What needs to be done
Recast the rows below as a JSON list of strings, one per line, starting with the line that contains "date-label: Май 4 [139, 188, 173, 201]" and ending with the line that contains "candle-body [170, 540, 178, 544]". Include both of those lines and leave out any blank lines.

··· Exercise material

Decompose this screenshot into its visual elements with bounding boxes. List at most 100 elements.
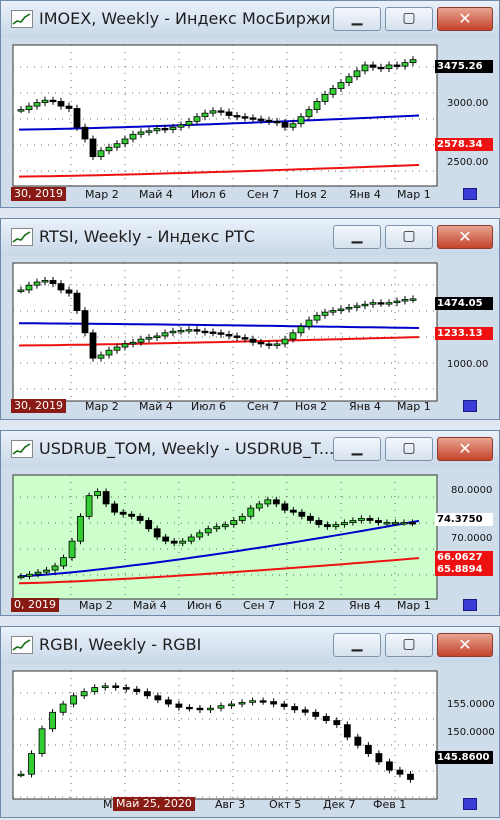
date-label: Май 4 [139, 188, 173, 201]
minimize-button[interactable]: ▁ [333, 7, 381, 31]
candle-body [97, 150, 105, 158]
close-button[interactable]: ✕ [437, 7, 493, 31]
last-price-tag: 1474.05 [435, 297, 493, 310]
candle-body [170, 540, 178, 544]
scale-toggle-button[interactable] [463, 599, 477, 611]
maximize-button[interactable]: ▢ [385, 633, 433, 657]
candle-body [113, 143, 121, 148]
candle-body [392, 522, 399, 525]
maximize-button[interactable]: ▢ [385, 225, 433, 249]
scale-label: 70.0000 [451, 533, 493, 544]
minimize-button[interactable]: ▁ [333, 437, 381, 461]
scale-label: 155.0000 [447, 699, 495, 710]
candle-body [81, 310, 89, 334]
candle-body [80, 691, 88, 697]
candle-body [375, 520, 382, 523]
candle-body [332, 524, 340, 528]
last-price-tag: 145.8600 [435, 751, 493, 764]
title-bar[interactable]: IMOEX, Weekly - Индекс МосБиржи ▁ ▢ ✕ [1, 1, 499, 37]
ma-price-tag: 1233.13 [435, 327, 493, 340]
candle-body [169, 330, 177, 334]
candle-body [121, 138, 129, 145]
title-bar[interactable]: RTSI, Weekly - Индекс РТС ▁ ▢ ✕ [1, 219, 499, 255]
candle-body [112, 685, 120, 688]
candle-body [185, 120, 193, 126]
scale-toggle-button[interactable] [463, 400, 477, 412]
scale-label: 80.0000 [451, 485, 493, 496]
date-label: Ноя 2 [295, 188, 328, 201]
candle-body [265, 119, 273, 123]
date-label: Май 4 [133, 599, 167, 612]
candle-body [70, 695, 78, 705]
minimize-button[interactable]: ▁ [333, 633, 381, 657]
cursor-date-label: Май 25, 2020 [113, 797, 195, 811]
price-chart [12, 262, 438, 402]
date-label: Сен 7 [243, 599, 276, 612]
minimize-button[interactable]: ▁ [333, 225, 381, 249]
maximize-button[interactable]: ▢ [385, 7, 433, 31]
candle-body [337, 82, 345, 89]
candle-body [60, 557, 67, 567]
candle-body [323, 524, 331, 528]
start-date-label: 30, 2019 [11, 187, 66, 201]
candle-body [354, 736, 362, 746]
price-chart [12, 44, 438, 187]
chart-window-icon [11, 10, 33, 28]
candle-body [193, 116, 201, 122]
close-button[interactable]: ✕ [437, 437, 493, 461]
date-label: Дек 7 [323, 798, 356, 811]
candle-body [257, 118, 265, 121]
candle-body [41, 99, 49, 103]
candle-body [409, 59, 417, 64]
candle-body [265, 343, 273, 346]
candle-body [145, 520, 153, 530]
candle-body [217, 110, 225, 113]
candle-body [238, 515, 246, 521]
candle-body [312, 711, 320, 717]
close-button[interactable]: ✕ [437, 225, 493, 249]
date-label: Фев 1 [373, 798, 407, 811]
close-button[interactable]: ✕ [437, 633, 493, 657]
candle-body [204, 528, 212, 534]
candle-body [137, 131, 145, 135]
candle-body [385, 64, 393, 69]
maximize-icon: ▢ [402, 440, 416, 456]
title-bar[interactable]: USDRUB_TOM, Weekly - USDRUB_T... ▁ ▢ ✕ [1, 431, 499, 467]
date-label: Мар 2 [85, 188, 119, 201]
candle-body [329, 310, 337, 313]
candle-body [396, 769, 404, 775]
date-label: Сен 7 [247, 400, 280, 413]
chart-area[interactable]: 1000.00 1474.05 1233.13 30, 2019 Мар 2 М… [7, 259, 495, 417]
candle-body [177, 124, 185, 128]
maximize-button[interactable]: ▢ [385, 437, 433, 461]
candle-body [353, 305, 361, 308]
chart-area[interactable]: 3000.00 2500.00 3475.26 2578.34 30, 2019… [7, 41, 495, 205]
date-label: М [103, 798, 113, 811]
candle-body [65, 289, 73, 294]
candle-body [102, 491, 110, 505]
candle-body [225, 333, 233, 337]
candle-body [343, 724, 351, 738]
last-price-tag: 3475.26 [435, 60, 493, 73]
candle-body [97, 354, 105, 359]
candle-body [34, 571, 42, 575]
scale-toggle-button[interactable] [463, 188, 477, 200]
candle-body [281, 338, 289, 345]
candle-body [43, 569, 50, 573]
candle-body [129, 133, 137, 140]
title-bar[interactable]: RGBI, Weekly - RGBI ▁ ▢ ✕ [1, 627, 499, 663]
candle-body [57, 101, 65, 107]
window-title: IMOEX, Weekly - Индекс МосБиржи [39, 9, 331, 28]
candle-body [306, 515, 314, 521]
candle-body [161, 332, 169, 337]
chart-area[interactable]: 80.0000 70.0000 74.3750 66.0627 65.8894 … [7, 471, 495, 613]
scale-toggle-button[interactable] [463, 798, 477, 810]
window-usdrub: USDRUB_TOM, Weekly - USDRUB_T... ▁ ▢ ✕ 8… [0, 430, 500, 616]
chart-window-icon [11, 636, 33, 654]
candle-body [177, 330, 185, 333]
chart-area[interactable]: 155.0000 150.0000 145.8600 М Май 25, 202… [7, 667, 495, 815]
scale-label: 3000.00 [447, 98, 489, 109]
candle-body [383, 522, 391, 525]
candle-body [329, 88, 337, 95]
candle-body [361, 303, 369, 307]
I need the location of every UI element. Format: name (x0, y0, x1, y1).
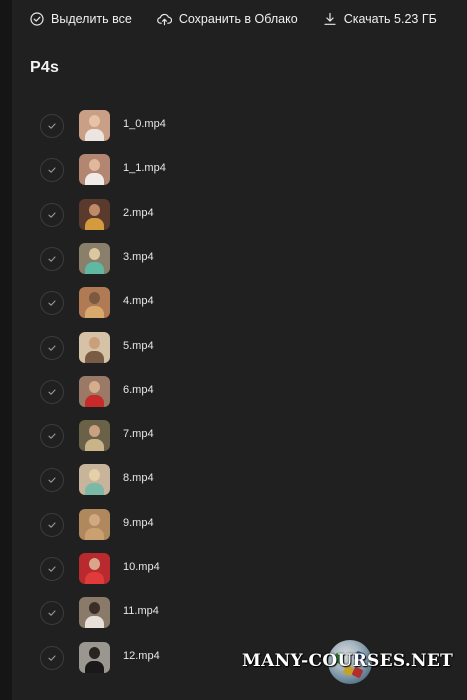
file-row[interactable]: 3.mp4 (0, 237, 467, 281)
file-select-checkbox[interactable] (40, 468, 64, 493)
file-select-checkbox[interactable] (40, 645, 64, 670)
file-select-checkbox[interactable] (40, 291, 64, 316)
file-row[interactable]: 1_0.mp4 (0, 104, 467, 148)
folder-title: P4s (30, 59, 60, 76)
file-row[interactable]: 11.mp4 (0, 591, 467, 635)
watermark-text: MANY-COURSES.NET (242, 651, 454, 671)
checkmark-icon (48, 167, 56, 174)
file-name[interactable]: 12.mp4 (123, 650, 160, 662)
checkmark-icon (48, 566, 56, 572)
checkmark-icon (48, 610, 56, 617)
file-row[interactable]: 5.mp4 (0, 326, 467, 370)
cloud-upload-icon (156, 12, 172, 26)
video-thumbnail (79, 508, 110, 540)
video-thumbnail (79, 198, 110, 230)
file-name[interactable]: 1_1.mp4 (123, 162, 166, 174)
checkmark-icon (48, 389, 56, 395)
video-thumbnail (79, 464, 110, 496)
file-name[interactable]: 9.mp4 (123, 517, 154, 529)
checkmark-icon (48, 522, 56, 528)
file-row[interactable]: 2.mp4 (0, 193, 467, 237)
video-thumbnail (79, 287, 110, 319)
video-thumbnail (79, 242, 110, 274)
file-row[interactable]: 1_1.mp4 (0, 148, 467, 192)
file-row[interactable]: 4.mp4 (0, 281, 467, 325)
video-thumbnail (79, 375, 110, 407)
checkmark-icon (48, 477, 56, 484)
download-icon (323, 12, 337, 26)
save-to-cloud-button[interactable]: Сохранить в Облако (156, 12, 298, 26)
checkmark-icon (48, 212, 56, 218)
file-select-checkbox[interactable] (40, 379, 64, 404)
file-select-checkbox[interactable] (40, 335, 64, 360)
video-thumbnail (79, 420, 110, 452)
video-thumbnail (79, 331, 110, 363)
download-button[interactable]: Скачать 5.23 ГБ (323, 12, 437, 26)
file-select-checkbox[interactable] (40, 424, 64, 449)
file-name[interactable]: 1_0.mp4 (123, 118, 166, 130)
file-row[interactable]: 9.mp4 (0, 503, 467, 547)
file-name[interactable]: 11.mp4 (123, 605, 159, 617)
file-select-checkbox[interactable] (40, 557, 64, 581)
video-thumbnail (79, 597, 110, 629)
checkmark-icon (48, 256, 56, 262)
file-row[interactable]: 8.mp4 (0, 458, 467, 502)
file-select-checkbox[interactable] (40, 158, 64, 183)
file-name[interactable]: 7.mp4 (123, 428, 154, 440)
video-thumbnail (79, 110, 110, 141)
checkmark-icon (48, 344, 56, 351)
file-name[interactable]: 4.mp4 (123, 295, 154, 307)
select-all-button[interactable]: Выделить все (30, 12, 132, 26)
checkmark-icon (48, 300, 56, 306)
file-select-checkbox[interactable] (40, 512, 64, 537)
file-row[interactable]: 10.mp4 (0, 547, 467, 591)
file-select-checkbox[interactable] (40, 202, 64, 227)
file-name[interactable]: 3.mp4 (123, 251, 154, 263)
file-name[interactable]: 8.mp4 (123, 472, 154, 484)
file-select-checkbox[interactable] (40, 114, 64, 138)
select-all-label: Выделить все (51, 12, 132, 26)
video-thumbnail (79, 553, 110, 584)
file-name[interactable]: 5.mp4 (123, 340, 154, 352)
save-to-cloud-label: Сохранить в Облако (178, 12, 298, 26)
check-circle-icon (30, 12, 44, 26)
file-name[interactable]: 6.mp4 (123, 384, 154, 396)
file-name[interactable]: 10.mp4 (123, 561, 160, 573)
file-row[interactable]: 7.mp4 (0, 414, 467, 458)
toolbar: Выделить все Сохранить в Облако Скачать … (30, 9, 437, 29)
checkmark-icon (48, 123, 56, 129)
download-label: Скачать 5.23 ГБ (343, 12, 437, 26)
checkmark-icon (48, 433, 56, 439)
file-select-checkbox[interactable] (40, 601, 64, 626)
file-name[interactable]: 2.mp4 (123, 207, 154, 219)
video-thumbnail (79, 154, 110, 186)
checkmark-icon (48, 655, 56, 661)
file-select-checkbox[interactable] (40, 246, 64, 271)
file-row[interactable]: 6.mp4 (0, 370, 467, 414)
video-thumbnail (79, 641, 110, 673)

······

Output for this exercise
[
  "date-label: Май 4 [139, 188, 173, 201]",
  "minimize-button[interactable]: ▁ [333, 7, 381, 31]",
  "candle-body [97, 150, 105, 158]",
  "close-button[interactable]: ✕ [437, 7, 493, 31]",
  "last-price-tag: 1474.05 [435, 297, 493, 310]",
  "candle-body [170, 540, 178, 544]"
]